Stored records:

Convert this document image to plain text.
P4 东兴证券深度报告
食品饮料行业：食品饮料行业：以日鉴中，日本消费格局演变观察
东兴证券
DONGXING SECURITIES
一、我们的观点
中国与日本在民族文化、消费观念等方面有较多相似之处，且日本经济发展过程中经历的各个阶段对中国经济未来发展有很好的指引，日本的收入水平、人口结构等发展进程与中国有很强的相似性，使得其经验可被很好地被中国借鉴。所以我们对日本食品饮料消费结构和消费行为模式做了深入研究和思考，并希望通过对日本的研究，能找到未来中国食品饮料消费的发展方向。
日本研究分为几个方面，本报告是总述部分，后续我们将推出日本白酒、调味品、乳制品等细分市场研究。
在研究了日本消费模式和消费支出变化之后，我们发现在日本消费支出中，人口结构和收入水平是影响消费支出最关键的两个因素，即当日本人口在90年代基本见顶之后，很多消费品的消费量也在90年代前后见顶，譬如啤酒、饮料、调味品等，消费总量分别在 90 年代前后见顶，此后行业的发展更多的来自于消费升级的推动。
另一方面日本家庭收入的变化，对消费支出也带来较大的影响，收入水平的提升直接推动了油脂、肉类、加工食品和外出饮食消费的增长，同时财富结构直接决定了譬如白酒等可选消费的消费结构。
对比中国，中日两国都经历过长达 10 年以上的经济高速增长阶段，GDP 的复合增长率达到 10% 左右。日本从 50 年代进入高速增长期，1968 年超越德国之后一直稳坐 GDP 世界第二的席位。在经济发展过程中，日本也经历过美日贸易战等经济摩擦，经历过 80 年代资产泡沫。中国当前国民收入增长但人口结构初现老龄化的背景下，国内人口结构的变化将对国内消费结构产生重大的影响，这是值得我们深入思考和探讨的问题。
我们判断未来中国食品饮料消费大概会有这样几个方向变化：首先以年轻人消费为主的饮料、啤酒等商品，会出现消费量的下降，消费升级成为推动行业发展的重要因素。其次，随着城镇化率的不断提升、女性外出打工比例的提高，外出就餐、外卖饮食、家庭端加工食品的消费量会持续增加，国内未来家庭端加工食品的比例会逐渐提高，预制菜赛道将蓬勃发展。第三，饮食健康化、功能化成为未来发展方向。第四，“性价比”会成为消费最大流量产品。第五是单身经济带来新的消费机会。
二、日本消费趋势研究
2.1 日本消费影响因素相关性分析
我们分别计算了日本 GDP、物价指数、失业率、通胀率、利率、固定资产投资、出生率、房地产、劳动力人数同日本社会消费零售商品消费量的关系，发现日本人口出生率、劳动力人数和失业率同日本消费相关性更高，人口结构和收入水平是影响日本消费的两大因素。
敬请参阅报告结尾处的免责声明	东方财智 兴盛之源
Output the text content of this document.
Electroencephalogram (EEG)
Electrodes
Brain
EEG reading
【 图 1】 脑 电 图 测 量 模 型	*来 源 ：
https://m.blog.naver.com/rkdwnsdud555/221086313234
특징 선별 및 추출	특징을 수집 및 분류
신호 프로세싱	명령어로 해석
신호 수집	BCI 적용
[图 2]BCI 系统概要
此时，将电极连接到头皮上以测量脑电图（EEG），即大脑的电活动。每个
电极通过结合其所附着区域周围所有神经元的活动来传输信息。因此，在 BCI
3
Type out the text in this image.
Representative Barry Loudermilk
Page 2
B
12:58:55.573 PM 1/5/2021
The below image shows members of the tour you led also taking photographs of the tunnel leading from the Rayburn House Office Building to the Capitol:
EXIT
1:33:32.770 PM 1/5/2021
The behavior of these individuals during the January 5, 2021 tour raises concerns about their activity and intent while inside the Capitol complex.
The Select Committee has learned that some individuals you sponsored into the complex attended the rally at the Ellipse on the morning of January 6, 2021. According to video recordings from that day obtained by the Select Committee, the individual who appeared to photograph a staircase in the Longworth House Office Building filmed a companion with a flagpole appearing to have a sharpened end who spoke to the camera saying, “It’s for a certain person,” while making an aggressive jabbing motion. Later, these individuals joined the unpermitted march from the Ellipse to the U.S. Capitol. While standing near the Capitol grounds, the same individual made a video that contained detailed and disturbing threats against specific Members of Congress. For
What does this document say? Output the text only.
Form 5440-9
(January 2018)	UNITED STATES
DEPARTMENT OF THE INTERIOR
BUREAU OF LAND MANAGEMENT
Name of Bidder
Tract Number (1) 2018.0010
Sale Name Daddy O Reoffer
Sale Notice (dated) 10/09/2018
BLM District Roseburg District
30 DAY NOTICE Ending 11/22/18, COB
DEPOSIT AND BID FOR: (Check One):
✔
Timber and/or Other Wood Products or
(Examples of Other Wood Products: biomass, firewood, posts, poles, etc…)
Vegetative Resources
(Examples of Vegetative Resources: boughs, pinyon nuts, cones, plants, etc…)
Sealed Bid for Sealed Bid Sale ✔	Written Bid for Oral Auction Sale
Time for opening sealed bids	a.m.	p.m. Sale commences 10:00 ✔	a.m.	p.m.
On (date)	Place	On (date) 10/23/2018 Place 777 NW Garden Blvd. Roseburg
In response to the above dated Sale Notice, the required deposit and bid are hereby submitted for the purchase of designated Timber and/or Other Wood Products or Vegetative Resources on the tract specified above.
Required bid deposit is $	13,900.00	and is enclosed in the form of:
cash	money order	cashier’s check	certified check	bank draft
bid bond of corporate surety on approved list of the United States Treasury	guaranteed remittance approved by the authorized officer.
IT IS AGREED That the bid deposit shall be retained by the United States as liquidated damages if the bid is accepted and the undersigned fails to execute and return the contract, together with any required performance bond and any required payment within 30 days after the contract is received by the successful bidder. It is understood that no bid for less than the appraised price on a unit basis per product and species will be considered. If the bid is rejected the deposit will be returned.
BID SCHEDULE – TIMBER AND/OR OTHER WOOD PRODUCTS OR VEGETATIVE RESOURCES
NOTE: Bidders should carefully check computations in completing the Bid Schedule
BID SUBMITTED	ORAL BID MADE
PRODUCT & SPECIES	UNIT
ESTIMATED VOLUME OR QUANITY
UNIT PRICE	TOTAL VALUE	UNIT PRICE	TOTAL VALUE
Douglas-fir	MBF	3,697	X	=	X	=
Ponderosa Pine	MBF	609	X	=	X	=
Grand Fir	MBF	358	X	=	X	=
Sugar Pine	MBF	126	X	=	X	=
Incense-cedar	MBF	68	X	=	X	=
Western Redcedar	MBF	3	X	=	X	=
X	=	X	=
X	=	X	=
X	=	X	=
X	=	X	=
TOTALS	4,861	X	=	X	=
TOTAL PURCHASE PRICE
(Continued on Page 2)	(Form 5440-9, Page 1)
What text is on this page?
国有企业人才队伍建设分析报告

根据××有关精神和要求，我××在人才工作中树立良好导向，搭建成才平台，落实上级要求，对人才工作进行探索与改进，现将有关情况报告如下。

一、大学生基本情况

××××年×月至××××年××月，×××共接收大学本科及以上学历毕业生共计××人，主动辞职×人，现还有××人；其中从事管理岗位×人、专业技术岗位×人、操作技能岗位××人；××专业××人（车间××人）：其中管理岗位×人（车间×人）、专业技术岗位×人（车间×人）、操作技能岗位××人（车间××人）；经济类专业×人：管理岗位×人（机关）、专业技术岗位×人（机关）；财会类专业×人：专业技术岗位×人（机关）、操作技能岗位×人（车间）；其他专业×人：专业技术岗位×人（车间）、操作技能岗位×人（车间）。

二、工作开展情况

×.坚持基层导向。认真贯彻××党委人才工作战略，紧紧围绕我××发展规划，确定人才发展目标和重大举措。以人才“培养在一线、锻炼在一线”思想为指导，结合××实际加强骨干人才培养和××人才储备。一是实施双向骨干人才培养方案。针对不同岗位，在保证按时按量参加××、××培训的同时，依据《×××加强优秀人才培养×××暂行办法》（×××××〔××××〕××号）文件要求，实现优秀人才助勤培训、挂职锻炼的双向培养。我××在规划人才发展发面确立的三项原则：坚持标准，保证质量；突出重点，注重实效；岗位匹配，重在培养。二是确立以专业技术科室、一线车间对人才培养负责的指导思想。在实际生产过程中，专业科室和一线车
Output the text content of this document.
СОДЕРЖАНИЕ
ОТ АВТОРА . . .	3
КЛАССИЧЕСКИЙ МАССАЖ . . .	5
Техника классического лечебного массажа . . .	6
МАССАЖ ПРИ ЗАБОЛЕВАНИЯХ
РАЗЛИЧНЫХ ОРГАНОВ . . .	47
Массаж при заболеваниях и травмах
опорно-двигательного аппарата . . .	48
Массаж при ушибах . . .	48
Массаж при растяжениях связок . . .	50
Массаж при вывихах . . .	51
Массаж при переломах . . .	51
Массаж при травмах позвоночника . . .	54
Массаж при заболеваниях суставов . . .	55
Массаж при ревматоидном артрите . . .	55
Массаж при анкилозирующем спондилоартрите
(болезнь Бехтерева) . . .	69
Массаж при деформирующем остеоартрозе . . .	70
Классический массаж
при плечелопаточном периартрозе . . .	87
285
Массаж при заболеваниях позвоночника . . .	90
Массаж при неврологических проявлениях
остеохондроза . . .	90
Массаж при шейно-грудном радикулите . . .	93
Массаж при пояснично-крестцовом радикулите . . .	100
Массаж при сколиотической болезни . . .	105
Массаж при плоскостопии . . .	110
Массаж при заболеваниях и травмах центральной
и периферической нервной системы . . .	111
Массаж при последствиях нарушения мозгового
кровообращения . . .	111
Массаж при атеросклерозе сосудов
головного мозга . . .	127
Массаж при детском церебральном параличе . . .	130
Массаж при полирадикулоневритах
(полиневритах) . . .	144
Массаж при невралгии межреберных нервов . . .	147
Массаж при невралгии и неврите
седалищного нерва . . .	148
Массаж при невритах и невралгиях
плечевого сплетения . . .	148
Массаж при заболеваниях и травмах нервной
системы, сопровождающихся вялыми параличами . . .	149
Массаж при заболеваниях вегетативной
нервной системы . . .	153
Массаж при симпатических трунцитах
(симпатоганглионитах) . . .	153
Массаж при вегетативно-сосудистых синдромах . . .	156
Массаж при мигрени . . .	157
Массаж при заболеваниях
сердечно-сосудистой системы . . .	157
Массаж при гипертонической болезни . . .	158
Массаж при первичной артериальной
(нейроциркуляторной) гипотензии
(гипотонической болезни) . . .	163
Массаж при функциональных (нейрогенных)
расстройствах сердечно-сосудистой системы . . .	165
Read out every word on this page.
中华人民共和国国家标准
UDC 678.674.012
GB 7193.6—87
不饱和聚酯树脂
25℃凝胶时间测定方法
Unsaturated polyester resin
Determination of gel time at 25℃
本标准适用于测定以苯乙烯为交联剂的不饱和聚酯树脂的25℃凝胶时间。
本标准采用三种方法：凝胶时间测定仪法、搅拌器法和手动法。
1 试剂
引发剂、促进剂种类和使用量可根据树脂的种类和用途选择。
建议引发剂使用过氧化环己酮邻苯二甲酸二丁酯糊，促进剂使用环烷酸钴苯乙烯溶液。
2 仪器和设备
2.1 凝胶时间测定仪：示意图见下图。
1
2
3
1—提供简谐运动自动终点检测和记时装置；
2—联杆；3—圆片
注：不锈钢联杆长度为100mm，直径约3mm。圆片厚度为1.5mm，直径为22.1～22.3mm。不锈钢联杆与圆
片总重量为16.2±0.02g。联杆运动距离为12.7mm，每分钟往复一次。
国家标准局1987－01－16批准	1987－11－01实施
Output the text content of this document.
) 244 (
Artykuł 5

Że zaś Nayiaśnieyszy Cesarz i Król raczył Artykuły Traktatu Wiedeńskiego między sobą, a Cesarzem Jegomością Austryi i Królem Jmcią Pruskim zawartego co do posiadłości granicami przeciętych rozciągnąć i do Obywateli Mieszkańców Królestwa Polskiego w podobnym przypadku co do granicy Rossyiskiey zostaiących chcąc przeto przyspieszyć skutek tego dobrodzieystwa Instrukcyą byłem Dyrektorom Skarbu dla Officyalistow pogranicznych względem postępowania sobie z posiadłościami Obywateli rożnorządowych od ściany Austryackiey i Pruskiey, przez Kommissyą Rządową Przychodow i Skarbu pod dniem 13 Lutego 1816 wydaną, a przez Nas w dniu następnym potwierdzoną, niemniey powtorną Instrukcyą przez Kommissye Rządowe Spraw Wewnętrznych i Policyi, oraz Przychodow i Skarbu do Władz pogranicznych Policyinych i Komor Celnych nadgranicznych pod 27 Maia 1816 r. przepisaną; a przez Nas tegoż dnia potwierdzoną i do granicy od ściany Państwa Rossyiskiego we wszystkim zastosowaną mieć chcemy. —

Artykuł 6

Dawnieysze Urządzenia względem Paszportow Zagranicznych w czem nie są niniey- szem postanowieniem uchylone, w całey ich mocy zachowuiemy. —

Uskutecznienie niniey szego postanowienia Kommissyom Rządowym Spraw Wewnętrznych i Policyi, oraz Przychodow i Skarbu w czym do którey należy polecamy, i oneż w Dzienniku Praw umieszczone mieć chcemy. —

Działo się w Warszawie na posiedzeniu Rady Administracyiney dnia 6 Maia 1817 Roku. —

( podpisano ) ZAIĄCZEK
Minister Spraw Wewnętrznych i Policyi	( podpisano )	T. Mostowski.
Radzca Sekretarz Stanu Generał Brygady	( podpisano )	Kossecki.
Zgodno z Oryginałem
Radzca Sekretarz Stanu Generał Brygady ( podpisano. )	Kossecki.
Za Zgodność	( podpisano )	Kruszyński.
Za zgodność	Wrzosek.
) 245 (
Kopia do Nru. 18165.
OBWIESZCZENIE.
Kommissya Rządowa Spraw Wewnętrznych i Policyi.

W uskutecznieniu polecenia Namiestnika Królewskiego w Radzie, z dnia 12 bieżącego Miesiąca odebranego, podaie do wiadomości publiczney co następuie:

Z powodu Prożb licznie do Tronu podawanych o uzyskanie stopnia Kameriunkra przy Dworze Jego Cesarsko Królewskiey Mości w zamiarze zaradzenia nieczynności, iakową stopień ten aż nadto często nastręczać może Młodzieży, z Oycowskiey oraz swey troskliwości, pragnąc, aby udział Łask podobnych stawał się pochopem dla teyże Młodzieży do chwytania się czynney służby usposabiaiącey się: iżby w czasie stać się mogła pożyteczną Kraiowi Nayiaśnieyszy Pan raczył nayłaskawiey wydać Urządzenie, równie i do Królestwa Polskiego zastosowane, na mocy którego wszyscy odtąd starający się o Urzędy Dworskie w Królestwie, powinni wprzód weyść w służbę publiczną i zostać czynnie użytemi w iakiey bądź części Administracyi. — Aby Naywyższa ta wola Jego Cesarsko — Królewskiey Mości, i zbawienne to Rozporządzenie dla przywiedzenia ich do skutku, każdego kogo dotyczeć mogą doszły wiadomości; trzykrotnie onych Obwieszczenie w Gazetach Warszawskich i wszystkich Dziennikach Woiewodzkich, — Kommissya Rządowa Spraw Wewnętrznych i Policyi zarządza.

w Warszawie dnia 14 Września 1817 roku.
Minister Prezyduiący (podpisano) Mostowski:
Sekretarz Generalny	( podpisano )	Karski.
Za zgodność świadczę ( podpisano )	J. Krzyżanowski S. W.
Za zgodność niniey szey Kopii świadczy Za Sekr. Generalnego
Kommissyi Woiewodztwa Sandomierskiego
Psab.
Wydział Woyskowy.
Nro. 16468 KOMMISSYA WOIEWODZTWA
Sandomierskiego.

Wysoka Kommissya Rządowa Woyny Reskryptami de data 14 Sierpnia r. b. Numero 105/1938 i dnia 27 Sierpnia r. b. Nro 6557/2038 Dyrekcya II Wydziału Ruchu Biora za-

Prompt =>
From the data above, copy out every line with the string "сосудистой" in it.

Expected output =>
сердечно-сосудистой системы . . .	157
расстройствах сердечно-сосудистой системы . . .	165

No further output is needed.